### [EXERCISE GOAL]
Print the records below exactly as they appear.

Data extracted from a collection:
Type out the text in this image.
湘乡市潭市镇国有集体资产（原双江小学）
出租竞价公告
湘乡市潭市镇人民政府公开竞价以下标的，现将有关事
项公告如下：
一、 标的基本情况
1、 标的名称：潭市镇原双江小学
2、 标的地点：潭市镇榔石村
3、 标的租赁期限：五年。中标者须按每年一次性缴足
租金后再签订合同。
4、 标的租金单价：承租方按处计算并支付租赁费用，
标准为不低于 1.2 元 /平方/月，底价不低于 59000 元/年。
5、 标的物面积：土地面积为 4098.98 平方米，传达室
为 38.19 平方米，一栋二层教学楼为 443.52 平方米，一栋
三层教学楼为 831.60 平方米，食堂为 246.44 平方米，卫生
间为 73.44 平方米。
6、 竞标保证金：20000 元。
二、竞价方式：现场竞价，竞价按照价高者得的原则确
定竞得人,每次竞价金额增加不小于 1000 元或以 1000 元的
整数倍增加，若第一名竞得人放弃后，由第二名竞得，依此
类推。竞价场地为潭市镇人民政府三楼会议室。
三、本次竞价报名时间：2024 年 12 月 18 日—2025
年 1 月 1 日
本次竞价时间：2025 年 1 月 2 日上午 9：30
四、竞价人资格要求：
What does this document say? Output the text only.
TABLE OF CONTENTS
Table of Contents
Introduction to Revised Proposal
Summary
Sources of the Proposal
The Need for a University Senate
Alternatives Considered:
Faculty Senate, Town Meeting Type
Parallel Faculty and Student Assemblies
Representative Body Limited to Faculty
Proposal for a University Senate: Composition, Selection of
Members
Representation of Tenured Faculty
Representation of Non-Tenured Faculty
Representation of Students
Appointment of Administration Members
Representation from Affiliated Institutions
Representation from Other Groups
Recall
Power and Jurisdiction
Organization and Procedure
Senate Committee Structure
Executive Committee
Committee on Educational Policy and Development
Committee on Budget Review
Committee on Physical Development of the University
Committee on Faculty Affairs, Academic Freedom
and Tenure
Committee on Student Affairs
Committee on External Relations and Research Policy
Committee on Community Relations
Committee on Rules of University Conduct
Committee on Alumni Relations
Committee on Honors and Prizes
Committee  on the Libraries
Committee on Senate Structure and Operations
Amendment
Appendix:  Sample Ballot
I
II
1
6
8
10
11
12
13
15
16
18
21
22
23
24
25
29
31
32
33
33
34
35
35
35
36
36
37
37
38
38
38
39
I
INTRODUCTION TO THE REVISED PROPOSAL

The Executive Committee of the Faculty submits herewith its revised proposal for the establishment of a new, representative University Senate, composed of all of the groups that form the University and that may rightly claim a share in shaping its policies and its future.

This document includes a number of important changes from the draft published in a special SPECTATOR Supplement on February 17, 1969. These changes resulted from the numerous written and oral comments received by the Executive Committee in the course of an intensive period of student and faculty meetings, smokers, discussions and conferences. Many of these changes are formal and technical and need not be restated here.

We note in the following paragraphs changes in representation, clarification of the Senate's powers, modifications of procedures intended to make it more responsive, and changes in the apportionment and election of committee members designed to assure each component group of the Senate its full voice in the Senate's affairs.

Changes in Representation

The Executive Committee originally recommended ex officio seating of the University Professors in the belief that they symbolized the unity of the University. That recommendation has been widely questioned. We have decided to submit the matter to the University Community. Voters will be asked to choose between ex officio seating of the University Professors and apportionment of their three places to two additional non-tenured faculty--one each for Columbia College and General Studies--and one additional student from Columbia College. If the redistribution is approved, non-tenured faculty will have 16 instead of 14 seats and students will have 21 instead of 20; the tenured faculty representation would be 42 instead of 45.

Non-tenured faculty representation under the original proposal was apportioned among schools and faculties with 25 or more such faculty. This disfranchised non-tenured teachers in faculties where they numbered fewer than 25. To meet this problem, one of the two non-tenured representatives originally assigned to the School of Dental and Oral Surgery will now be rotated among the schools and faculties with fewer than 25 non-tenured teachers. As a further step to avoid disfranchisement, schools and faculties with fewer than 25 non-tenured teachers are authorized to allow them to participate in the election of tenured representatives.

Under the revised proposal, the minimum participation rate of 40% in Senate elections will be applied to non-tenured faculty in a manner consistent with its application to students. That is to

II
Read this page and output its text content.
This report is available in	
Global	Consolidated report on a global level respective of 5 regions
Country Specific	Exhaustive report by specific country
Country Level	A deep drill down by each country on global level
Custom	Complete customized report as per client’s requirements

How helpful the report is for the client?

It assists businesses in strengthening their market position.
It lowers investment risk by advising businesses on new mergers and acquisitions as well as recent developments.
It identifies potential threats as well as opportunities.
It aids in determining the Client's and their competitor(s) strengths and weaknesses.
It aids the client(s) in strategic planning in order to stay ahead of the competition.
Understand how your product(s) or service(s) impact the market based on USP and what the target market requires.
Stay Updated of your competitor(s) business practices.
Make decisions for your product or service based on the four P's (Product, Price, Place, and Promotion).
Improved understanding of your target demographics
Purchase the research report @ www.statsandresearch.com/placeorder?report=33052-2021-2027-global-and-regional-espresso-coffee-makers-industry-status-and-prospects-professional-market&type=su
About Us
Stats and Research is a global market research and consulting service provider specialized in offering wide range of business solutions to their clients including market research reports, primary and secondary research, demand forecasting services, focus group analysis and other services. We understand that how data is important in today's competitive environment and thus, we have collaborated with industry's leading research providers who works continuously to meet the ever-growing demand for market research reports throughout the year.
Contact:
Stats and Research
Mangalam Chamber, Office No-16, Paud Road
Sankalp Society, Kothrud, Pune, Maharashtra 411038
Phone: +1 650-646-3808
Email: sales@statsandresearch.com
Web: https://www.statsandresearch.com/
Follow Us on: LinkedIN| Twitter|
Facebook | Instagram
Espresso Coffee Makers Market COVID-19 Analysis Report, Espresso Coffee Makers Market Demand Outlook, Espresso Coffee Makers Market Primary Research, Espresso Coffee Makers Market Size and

### [THE RESPONSE]
Type out the text in this image.
湘乡市潭市镇国有集体资产（原双江小学）
出租竞价公告
湘乡市潭市镇人民政府公开竞价以下标的，现将有关事
项公告如下：
一、 标的基本情况
1、 标的名称：潭市镇原双江小学
2、 标的地点：潭市镇榔石村
3、 标的租赁期限：五年。中标者须按每年一次性缴足
租金后再签订合同。
4、 标的租金单价：承租方按处计算并支付租赁费用，
标准为不低于 1.2 元 /平方/月，底价不低于 59000 元/年。
5、 标的物面积：土地面积为 4098.98 平方米，传达室
为 38.19 平方米，一栋二层教学楼为 443.52 平方米，一栋
三层教学楼为 831.60 平方米，食堂为 246.44 平方米，卫生
间为 73.44 平方米。
6、 竞标保证金：20000 元。
二、竞价方式：现场竞价，竞价按照价高者得的原则确
定竞得人,每次竞价金额增加不小于 1000 元或以 1000 元的
整数倍增加，若第一名竞得人放弃后，由第二名竞得，依此
类推。竞价场地为潭市镇人民政府三楼会议室。
三、本次竞价报名时间：2024 年 12 月 18 日—2025
年 1 月 1 日
本次竞价时间：2025 年 1 月 2 日上午 9：30
四、竞价人资格要求：
What does this document say? Output the text only.
TABLE OF CONTENTS
Table of Contents
Introduction to Revised Proposal
Summary
Sources of the Proposal
The Need for a University Senate
Alternatives Considered:
Faculty Senate, Town Meeting Type
Parallel Faculty and Student Assemblies
Representative Body Limited to Faculty
Proposal for a University Senate: Composition, Selection of
Members
Representation of Tenured Faculty
Representation of Non-Tenured Faculty
Representation of Students
Appointment of Administration Members
Representation from Affiliated Institutions
Representation from Other Groups
Recall
Power and Jurisdiction
Organization and Procedure
Senate Committee Structure
Executive Committee
Committee on Educational Policy and Development
Committee on Budget Review
Committee on Physical Development of the University
Committee on Faculty Affairs, Academic Freedom
and Tenure
Committee on Student Affairs
Committee on External Relations and Research Policy
Committee on Community Relations
Committee on Rules of University Conduct
Committee on Alumni Relations
Committee on Honors and Prizes
Committee  on the Libraries
Committee on Senate Structure and Operations
Amendment
Appendix:  Sample Ballot
I
II
1
6
8
10
11
12
13
15
16
18
21
22
23
24
25
29
31
32
33
33
34
35
35
35
36
36
37
37
38
38
38
39
I
INTRODUCTION TO THE REVISED PROPOSAL

The Executive Committee of the Faculty submits herewith its revised proposal for the establishment of a new, representative University Senate, composed of all of the groups that form the University and that may rightly claim a share in shaping its policies and its future.

This document includes a number of important changes from the draft published in a special SPECTATOR Supplement on February 17, 1969. These changes resulted from the numerous written and oral comments received by the Executive Committee in the course of an intensive period of student and faculty meetings, smokers, discussions and conferences. Many of these changes are formal and technical and need not be restated here.

We note in the following paragraphs changes in representation, clarification of the Senate's powers, modifications of procedures intended to make it more responsive, and changes in the apportionment and election of committee members designed to assure each component group of the Senate its full voice in the Senate's affairs.

Changes in Representation

The Executive Committee originally recommended ex officio seating of the University Professors in the belief that they symbolized the unity of the University. That recommendation has been widely questioned. We have decided to submit the matter to the University Community. Voters will be asked to choose between ex officio seating of the University Professors and apportionment of their three places to two additional non-tenured faculty--one each for Columbia College and General Studies--and one additional student from Columbia College. If the redistribution is approved, non-tenured faculty will have 16 instead of 14 seats and students will have 21 instead of 20; the tenured faculty representation would be 42 instead of 45.

Non-tenured faculty representation under the original proposal was apportioned among schools and faculties with 25 or more such faculty. This disfranchised non-tenured teachers in faculties where they numbered fewer than 25. To meet this problem, one of the two non-tenured representatives originally assigned to the School of Dental and Oral Surgery will now be rotated among the schools and faculties with fewer than 25 non-tenured teachers. As a further step to avoid disfranchisement, schools and faculties with fewer than 25 non-tenured teachers are authorized to allow them to participate in the election of tenured representatives.

Under the revised proposal, the minimum participation rate of 40% in Senate elections will be applied to non-tenured faculty in a manner consistent with its application to students. That is to

II
Read this page and output its text content.
This report is available in	
Global	Consolidated report on a global level respective of 5 regions
Country Specific	Exhaustive report by specific country
Country Level	A deep drill down by each country on global level
Custom	Complete customized report as per client’s requirements

How helpful the report is for the client?

It assists businesses in strengthening their market position.
It lowers investment risk by advising businesses on new mergers and acquisitions as well as recent developments.
It identifies potential threats as well as opportunities.
It aids in determining the Client's and their competitor(s) strengths and weaknesses.
It aids the client(s) in strategic planning in order to stay ahead of the competition.
Understand how your product(s) or service(s) impact the market based on USP and what the target market requires.
Stay Updated of your competitor(s) business practices.
Make decisions for your product or service based on the four P's (Product, Price, Place, and Promotion).
Improved understanding of your target demographics
Purchase the research report @ www.statsandresearch.com/placeorder?report=33052-2021-2027-global-and-regional-espresso-coffee-makers-industry-status-and-prospects-professional-market&type=su
About Us
Stats and Research is a global market research and consulting service provider specialized in offering wide range of business solutions to their clients including market research reports, primary and secondary research, demand forecasting services, focus group analysis and other services. We understand that how data is important in today's competitive environment and thus, we have collaborated with industry's leading research providers who works continuously to meet the ever-growing demand for market research reports throughout the year.
Contact:
Stats and Research
Mangalam Chamber, Office No-16, Paud Road
Sankalp Society, Kothrud, Pune, Maharashtra 411038
Phone: +1 650-646-3808
Email: sales@statsandresearch.com
Web: https://www.statsandresearch.com/
Follow Us on: LinkedIN| Twitter|
Facebook | Instagram
Espresso Coffee Makers Market COVID-19 Analysis Report, Espresso Coffee Makers Market Demand Outlook, Espresso Coffee Makers Market Primary Research, Espresso Coffee Makers Market Size and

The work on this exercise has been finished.